Here's the core module matching and dispatch logic from eac_exception_dispatch (0x3515E):

// Exception code 0xC0000005 = EXCEPTION_ACCESS_VIOLATION
if (ExceptionRecord->ExceptionCode == -1073741819)  // STATUS_ACCESS_VIOLATION
{
    faulting_addr = ExceptionRecord->ExceptionInformation[1];

    // Stack overflow detection: faulting address == -1
    if (faulting_addr == -1)
    {
        while (_InterlockedCompareExchange(&eac_exception_spinlock, 1, 0))
            ;
        // Walk ProtectedModules array at 0x199082B8D60 (2 slots)
        module_ptr = 0x199082B8D60;
        while (1)
        {
            // Decode module base: affine transform over 64-bit ring
            module_base = (*(QWORD *)(module_ptr[0] + 216) + 0x74EB78F9B70729C8)
                        ^ 0xED518186A5626B48;
            // Decode module size: multiply + XOR
            module_size = (0xA525BF950B28AAF9 * *(QWORD *)(module_ptr[0] + 224))
                        ^ 0x553C4882D735B247;
            if (rsp >= module_base && rsp < module_base + module_size)
                break;
            module_ptr += 8;
            if (module_ptr == 0x199082B8D68)  // past last slot
            {
                _InterlockedDecrement(&eac_exception_spinlock);
                goto fallthrough;
            }
        }
        eac_stack_overflow_thunk(&context, &exception_record, &context);
    }

    // Read fault (not write): find owning module and decrypt the page
    if (ExceptionRecord->ExceptionInformation[0] != 1)
    {
        faulting_page = faulting_addr & 0xFFFFFFFFFFFFF000;
        // ... same module-matching loop ...
        result = eac_page_decrypt_handler(&context, &exception_record,
                                          &exception_record, module_context, &context);
        _InterlockedDecrement(&eac_exception_spinlock);

        if (result)
        {
            // Encode NtContinue SSN through modular exponentiation
            ssn_lo = eac_encode_syscall_lo(0x30BEB489453C14D, 0x45F16D3EEC73C99);
            ssn_hi = eac_encode_syscall_hi(rdx, 0x264CA0BC5C8448);
            // Decode to function pointer and call — bypasses all ntdll hooks
            NtContinue = (0xFE75EEE69CDC5E95 * (ssn_lo | (ssn_hi << 32)))
*****
- [SET EXERCISE]: Reproduce the part of the dispatch code excerpt starting with "Here's the core" and going on through "(_InterlockedCompareExchange(&eac_exception_spinlock, 1, 0))", renaming "faulting_addr" to "fault_address" wherever it occurs. The records are material separate from the dispatch code excerpt.

- [Element and region listings]:
*****
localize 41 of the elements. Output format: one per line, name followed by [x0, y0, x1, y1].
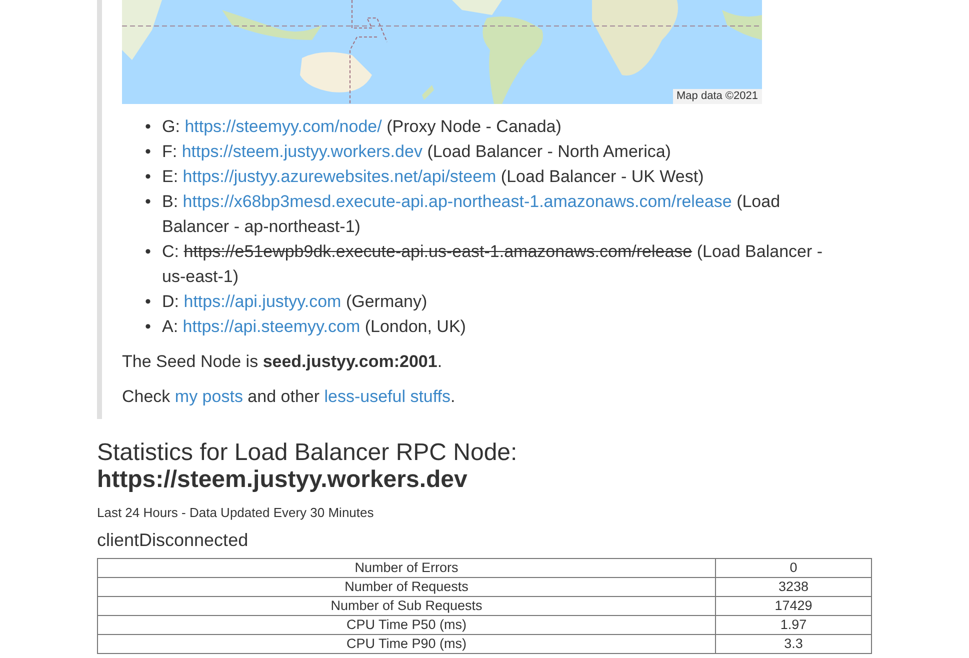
node-item: A: https://api.steemyy.com (London, UK) [162, 316, 466, 338]
bullet: • [145, 316, 152, 338]
node-item: G: https://steemyy.com/node/ (Proxy Node - Canada) [162, 116, 562, 138]
table-cell: Number of Errors [98, 558, 716, 577]
node-link[interactable]: https://x68bp3mesd.execute-api.ap-northeast-1.amazonaws.com/release [182, 192, 732, 211]
table-cell: Number of Requests [98, 577, 716, 596]
bullet: • [145, 291, 152, 313]
node-item: D: https://api.justyy.com (Germany) [162, 291, 428, 313]
table-cell: 1.97 [716, 615, 872, 634]
node-link[interactable]: https://steemyy.com/node/ [184, 117, 382, 136]
stats-subtitle: Last 24 Hours - Data Updated Every 30 Minutes [97, 504, 375, 522]
node-item: C: https://e51ewpb9dk.execute-api.us-east-1.amazonaws.com/release (Load Balancer - us-east-1) [162, 241, 824, 288]
node-link[interactable]: https://steem.justyy.workers.dev [182, 142, 422, 161]
node-link[interactable]: https://api.steemyy.com [182, 317, 360, 336]
check-text: Check my posts and other less-useful stuffs. [122, 386, 456, 408]
stats-heading: Statistics for Load Balancer RPC Node: [97, 439, 518, 466]
bullet: • [145, 166, 152, 188]
bullet: • [145, 141, 152, 163]
node-link[interactable]: https://justyy.azurewebsites.net/api/steem [182, 167, 496, 186]
node-item: B: https://x68bp3mesd.execute-api.ap-northeast-1.amazonaws.com/release (Load Balancer - ap-northeast-1) [162, 191, 782, 238]
node-link[interactable]: https://e51ewpb9dk.execute-api.us-east-1.amazonaws.com/release [184, 242, 692, 261]
bullet: • [145, 241, 152, 263]
node-item: F: https://steem.justyy.workers.dev (Load Balancer - North America) [162, 141, 671, 163]
bullet: • [145, 116, 152, 138]
map[interactable]: Map data ©2021 [122, 0, 762, 104]
stuffs-link[interactable]: less-useful stuffs [324, 387, 451, 406]
my-posts-link[interactable]: my posts [174, 387, 243, 406]
bullet: • [145, 191, 152, 213]
map-attribution: Map data ©2021 [672, 89, 762, 104]
table-cell: 3.3 [716, 634, 872, 653]
stats-url: https://steem.justyy.workers.dev [97, 466, 468, 493]
node-item: E: https://justyy.azurewebsites.net/api/steem (Load Balancer - UK West) [162, 166, 704, 188]
table-cell: CPU Time P90 (ms) [98, 634, 716, 653]
node-link[interactable]: https://api.justyy.com [184, 292, 342, 311]
table-cell: Number of Sub Requests [98, 596, 716, 615]
table-cell: 0 [716, 558, 872, 577]
table-cell: 17429 [716, 596, 872, 615]
status-text: clientDisconnected [97, 528, 250, 552]
seed-node-text: The Seed Node is seed.justyy.com:2001. [122, 351, 444, 373]
table-cell: CPU Time P50 (ms) [98, 615, 716, 634]
table-cell: 3238 [716, 577, 872, 596]
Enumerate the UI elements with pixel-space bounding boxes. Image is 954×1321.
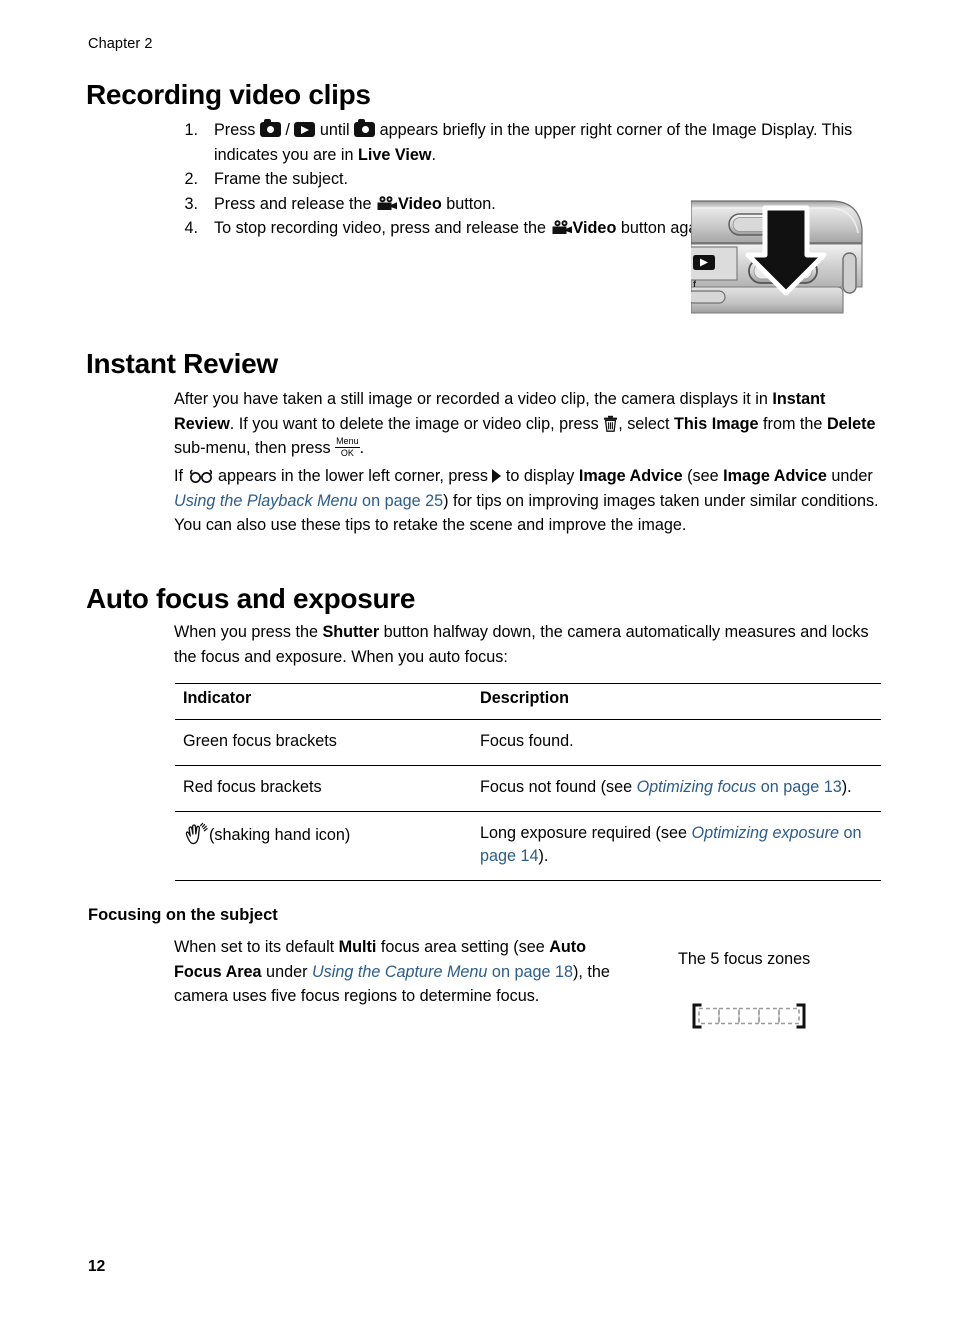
paragraph-part: . If you want to delete the image or vid… bbox=[229, 414, 604, 433]
paragraph-part: If bbox=[174, 467, 188, 485]
page-title-auto-focus-and-exposure: Auto focus and exposure bbox=[86, 583, 416, 614]
cell-text-part: ). bbox=[841, 778, 852, 796]
video-label: Video bbox=[572, 219, 617, 237]
list-item: 2. Frame the subject. bbox=[172, 167, 890, 192]
step-text-part: To stop recording video, press and relea… bbox=[214, 219, 551, 237]
image-advice-emphasis: Image Advice bbox=[723, 467, 827, 485]
optimizing-focus-link[interactable]: Optimizing focus bbox=[637, 778, 757, 796]
image-advice-emphasis: Image Advice bbox=[578, 467, 683, 485]
menu-ok-bottom-label: OK bbox=[340, 448, 354, 458]
paragraph-part: under bbox=[826, 467, 873, 485]
step-text-part: / bbox=[280, 121, 295, 139]
capture-menu-link[interactable]: Using the Capture Menu bbox=[312, 963, 487, 981]
video-camera-icon bbox=[551, 220, 573, 236]
capture-menu-page-link[interactable]: on page 18 bbox=[487, 963, 573, 981]
video-label: Video bbox=[397, 194, 442, 213]
column-header-description: Description bbox=[472, 683, 881, 720]
focus-zones-caption: The 5 focus zones bbox=[678, 950, 811, 968]
instant-review-paragraph-2: If appears in the lower left corner, pre… bbox=[174, 464, 884, 538]
list-number: 2. bbox=[184, 170, 198, 188]
list-item: 1. Press / until appears briefly in the … bbox=[172, 118, 890, 167]
step-text: To stop recording video, press and relea… bbox=[214, 219, 714, 237]
cell-text-part: Focus not found (see bbox=[480, 778, 637, 796]
focus-zones-figure: The 5 focus zones bbox=[678, 948, 888, 970]
step-text-part: until bbox=[315, 121, 355, 139]
still-camera-icon bbox=[259, 119, 281, 137]
instant-review-paragraph-1: After you have taken a still image or re… bbox=[174, 387, 884, 461]
cell-text-part: Long exposure required (see bbox=[480, 824, 692, 842]
still-camera-icon bbox=[354, 119, 376, 137]
paragraph-part: appears in the lower left corner, press bbox=[213, 467, 493, 485]
table-header: Indicator Description bbox=[175, 683, 881, 720]
step-text-part: button. bbox=[441, 194, 496, 213]
playback-icon bbox=[294, 122, 316, 137]
optimizing-focus-page-link[interactable]: on page 13 bbox=[756, 778, 842, 796]
paragraph-part: focus area setting (see bbox=[376, 938, 550, 956]
paragraph-part: from the bbox=[758, 414, 827, 433]
this-image-emphasis: This Image bbox=[674, 414, 759, 433]
playback-menu-link[interactable]: Using the Playback Menu bbox=[174, 492, 358, 510]
list-number: 1. bbox=[184, 121, 198, 139]
step-text: Frame the subject. bbox=[214, 170, 349, 188]
table-row: Red focus brackets Focus not found (see … bbox=[175, 766, 881, 812]
list-number: 3. bbox=[184, 194, 198, 213]
eyeglasses-icon bbox=[188, 469, 214, 483]
paragraph-part: under bbox=[261, 962, 312, 981]
chapter-label: Chapter 2 bbox=[88, 36, 153, 52]
cell-indicator: Red focus brackets bbox=[183, 778, 322, 796]
step-text-part: Press bbox=[214, 121, 260, 139]
focusing-paragraph: When set to its default Multi focus area… bbox=[174, 935, 610, 1009]
table-row: (shaking hand icon) Long exposure requir… bbox=[175, 812, 881, 881]
paragraph-part: to display bbox=[501, 467, 579, 485]
shaking-hand-label: (shaking hand icon) bbox=[209, 826, 351, 844]
step-text-part: Press and release the bbox=[214, 194, 376, 213]
page-title-focusing-on-the-subject: Focusing on the subject bbox=[88, 906, 278, 924]
cell-indicator: (shaking hand icon) bbox=[175, 812, 472, 881]
live-view-emphasis: Live View bbox=[357, 145, 432, 164]
paragraph-part: When set to its default bbox=[174, 938, 339, 956]
paragraph-part: sub-menu, then press bbox=[174, 439, 336, 457]
trash-icon bbox=[603, 415, 618, 432]
list-number: 4. bbox=[184, 219, 198, 237]
paragraph-part: After you have taken a still image or re… bbox=[174, 390, 773, 408]
focus-zones-graphic bbox=[689, 1003, 809, 1030]
shaking-hand-icon bbox=[183, 822, 209, 847]
cell-indicator: Green focus brackets bbox=[183, 732, 337, 750]
paragraph-part: When you press the bbox=[174, 623, 323, 641]
multi-emphasis: Multi bbox=[338, 938, 377, 956]
video-camera-icon bbox=[376, 195, 398, 212]
table-row: Green focus brackets Focus found. bbox=[175, 720, 881, 766]
page-title-instant-review: Instant Review bbox=[86, 348, 278, 379]
table-header-row: Indicator Description bbox=[175, 683, 881, 720]
page-title-recording-video-clips: Recording video clips bbox=[86, 79, 371, 110]
delete-emphasis: Delete bbox=[826, 414, 876, 433]
auto-focus-paragraph: When you press the Shutter button halfwa… bbox=[174, 620, 888, 669]
cell-text-part: Focus found. bbox=[480, 732, 574, 750]
cell-description: Long exposure required (see Optimizing e… bbox=[472, 812, 881, 881]
cell-description: Focus found. bbox=[472, 720, 881, 766]
paragraph-part: . bbox=[359, 439, 365, 457]
menu-ok-top-label: Menu bbox=[335, 436, 360, 448]
arrow-right-icon bbox=[492, 469, 502, 483]
step-text-part: . bbox=[431, 145, 436, 164]
playback-menu-page-link[interactable]: on page 25 bbox=[358, 492, 443, 510]
column-header-indicator: Indicator bbox=[175, 683, 472, 720]
step-text: Press and release the Video button. bbox=[214, 195, 496, 213]
optimizing-exposure-link[interactable]: Optimizing exposure bbox=[691, 824, 839, 842]
paragraph-part: , select bbox=[618, 414, 674, 433]
paragraph-part: (see bbox=[682, 467, 724, 485]
table-body: Green focus brackets Focus found. Red fo… bbox=[175, 720, 881, 881]
cell-description: Focus not found (see Optimizing focus on… bbox=[472, 766, 881, 812]
step-text: Press / until appears briefly in the upp… bbox=[214, 119, 852, 164]
menu-ok-icon: Menu OK bbox=[335, 437, 360, 458]
indicator-description-table: Indicator Description Green focus bracke… bbox=[175, 683, 881, 881]
camera-illustration: f bbox=[691, 195, 865, 318]
document-page: Chapter 2 Recording video clips 1. Press… bbox=[0, 0, 954, 1321]
cell-text-part: ). bbox=[538, 847, 549, 865]
shutter-emphasis: Shutter bbox=[322, 623, 380, 641]
page-number: 12 bbox=[88, 1258, 106, 1275]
*****
- [SOLUTION FOR THIS TASK]:
Here's the core module matching and dispatch logic from eac_exception_dispatch (0x3515E):

// Exception code 0xC0000005 = EXCEPTION_ACCESS_VIOLATION
if (ExceptionRecord->ExceptionCode == -1073741819)  // STATUS_ACCESS_VIOLATION
{
    fault_address = ExceptionRecord->ExceptionInformation[1];

    // Stack overflow detection: faulting address == -1
    if (fault_address == -1)
    {
        while (_InterlockedCompareExchange(&eac_exception_spinlock, 1, 0))